··· GIVEN ENTRIES

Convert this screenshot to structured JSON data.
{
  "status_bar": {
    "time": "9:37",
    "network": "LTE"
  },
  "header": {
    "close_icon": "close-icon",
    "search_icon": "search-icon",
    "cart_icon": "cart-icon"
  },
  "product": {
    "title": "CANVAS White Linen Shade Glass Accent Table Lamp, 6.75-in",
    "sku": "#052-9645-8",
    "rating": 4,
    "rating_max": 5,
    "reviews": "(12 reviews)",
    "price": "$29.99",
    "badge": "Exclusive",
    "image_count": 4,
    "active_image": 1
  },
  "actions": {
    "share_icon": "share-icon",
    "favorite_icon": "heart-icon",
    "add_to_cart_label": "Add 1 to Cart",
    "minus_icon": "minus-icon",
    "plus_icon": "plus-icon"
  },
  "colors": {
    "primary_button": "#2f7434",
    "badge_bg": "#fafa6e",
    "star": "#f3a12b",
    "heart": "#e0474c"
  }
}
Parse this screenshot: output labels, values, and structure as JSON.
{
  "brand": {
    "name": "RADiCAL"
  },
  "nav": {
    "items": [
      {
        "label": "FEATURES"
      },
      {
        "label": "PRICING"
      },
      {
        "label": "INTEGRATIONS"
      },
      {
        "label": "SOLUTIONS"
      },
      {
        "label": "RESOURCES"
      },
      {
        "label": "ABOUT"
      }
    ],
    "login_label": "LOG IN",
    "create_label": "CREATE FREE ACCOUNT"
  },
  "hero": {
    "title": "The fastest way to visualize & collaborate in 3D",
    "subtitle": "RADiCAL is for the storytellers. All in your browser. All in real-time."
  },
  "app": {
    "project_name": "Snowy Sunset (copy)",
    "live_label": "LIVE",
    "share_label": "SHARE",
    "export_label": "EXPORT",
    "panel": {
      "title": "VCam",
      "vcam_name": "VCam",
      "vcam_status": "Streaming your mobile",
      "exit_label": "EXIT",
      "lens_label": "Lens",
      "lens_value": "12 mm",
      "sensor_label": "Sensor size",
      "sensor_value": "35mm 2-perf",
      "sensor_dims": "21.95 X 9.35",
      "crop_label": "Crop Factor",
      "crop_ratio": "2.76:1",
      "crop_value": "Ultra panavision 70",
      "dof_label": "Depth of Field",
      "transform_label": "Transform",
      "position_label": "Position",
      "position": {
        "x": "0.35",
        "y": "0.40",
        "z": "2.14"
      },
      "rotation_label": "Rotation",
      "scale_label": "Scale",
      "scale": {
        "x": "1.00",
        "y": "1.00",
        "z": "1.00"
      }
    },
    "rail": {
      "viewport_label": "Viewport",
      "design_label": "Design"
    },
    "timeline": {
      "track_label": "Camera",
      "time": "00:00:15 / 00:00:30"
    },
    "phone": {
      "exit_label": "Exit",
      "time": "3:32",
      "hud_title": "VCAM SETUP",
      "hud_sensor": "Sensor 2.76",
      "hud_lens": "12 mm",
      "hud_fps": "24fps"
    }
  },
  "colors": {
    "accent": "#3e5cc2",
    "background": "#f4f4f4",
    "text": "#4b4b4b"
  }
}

······

SET PROBLEM: Output all of the data again. Match it exactly.

WRITTEN SOLUTION:
Convert this screenshot to structured JSON data.
{
  "status_bar": {
    "time": "9:37",
    "network": "LTE"
  },
  "header": {
    "close_icon": "close-icon",
    "search_icon": "search-icon",
    "cart_icon": "cart-icon"
  },
  "product": {
    "title": "CANVAS White Linen Shade Glass Accent Table Lamp, 6.75-in",
    "sku": "#052-9645-8",
    "rating": 4,
    "rating_max": 5,
    "reviews": "(12 reviews)",
    "price": "$29.99",
    "badge": "Exclusive",
    "image_count": 4,
    "active_image": 1
  },
  "actions": {
    "share_icon": "share-icon",
    "favorite_icon": "heart-icon",
    "add_to_cart_label": "Add 1 to Cart",
    "minus_icon": "minus-icon",
    "plus_icon": "plus-icon"
  },
  "colors": {
    "primary_button": "#2f7434",
    "badge_bg": "#fafa6e",
    "star": "#f3a12b",
    "heart": "#e0474c"
  }
}
Parse this screenshot: output labels, values, and structure as JSON.
{
  "brand": {
    "name": "RADiCAL"
  },
  "nav": {
    "items": [
      {
        "label": "FEATURES"
      },
      {
        "label": "PRICING"
      },
      {
        "label": "INTEGRATIONS"
      },
      {
        "label": "SOLUTIONS"
      },
      {
        "label": "RESOURCES"
      },
      {
        "label": "ABOUT"
      }
    ],
    "login_label": "LOG IN",
    "create_label": "CREATE FREE ACCOUNT"
  },
  "hero": {
    "title": "The fastest way to visualize & collaborate in 3D",
    "subtitle": "RADiCAL is for the storytellers. All in your browser. All in real-time."
  },
  "app": {
    "project_name": "Snowy Sunset (copy)",
    "live_label": "LIVE",
    "share_label": "SHARE",
    "export_label": "EXPORT",
    "panel": {
      "title": "VCam",
      "vcam_name": "VCam",
      "vcam_status": "Streaming your mobile",
      "exit_label": "EXIT",
      "lens_label": "Lens",
      "lens_value": "12 mm",
      "sensor_label": "Sensor size",
      "sensor_value": "35mm 2-perf",
      "sensor_dims": "21.95 X 9.35",
      "crop_label": "Crop Factor",
      "crop_ratio": "2.76:1",
      "crop_value": "Ultra panavision 70",
      "dof_label": "Depth of Field",
      "transform_label": "Transform",
      "position_label": "Position",
      "position": {
        "x": "0.35",
        "y": "0.40",
        "z": "2.14"
      },
      "rotation_label": "Rotation",
      "scale_label": "Scale",
      "scale": {
        "x": "1.00",
        "y": "1.00",
        "z": "1.00"
      }
    },
    "rail": {
      "viewport_label": "Viewport",
      "design_label": "Design"
    },
    "timeline": {
      "track_label": "Camera",
      "time": "00:00:15 / 00:00:30"
    },
    "phone": {
      "exit_label": "Exit",
      "time": "3:32",
      "hud_title": "VCAM SETUP",
      "hud_sensor": "Sensor 2.76",
      "hud_lens": "12 mm",
      "hud_fps": "24fps"
    }
  },
  "colors": {
    "accent": "#3e5cc2",
    "background": "#f4f4f4",
    "text": "#4b4b4b"
  }
}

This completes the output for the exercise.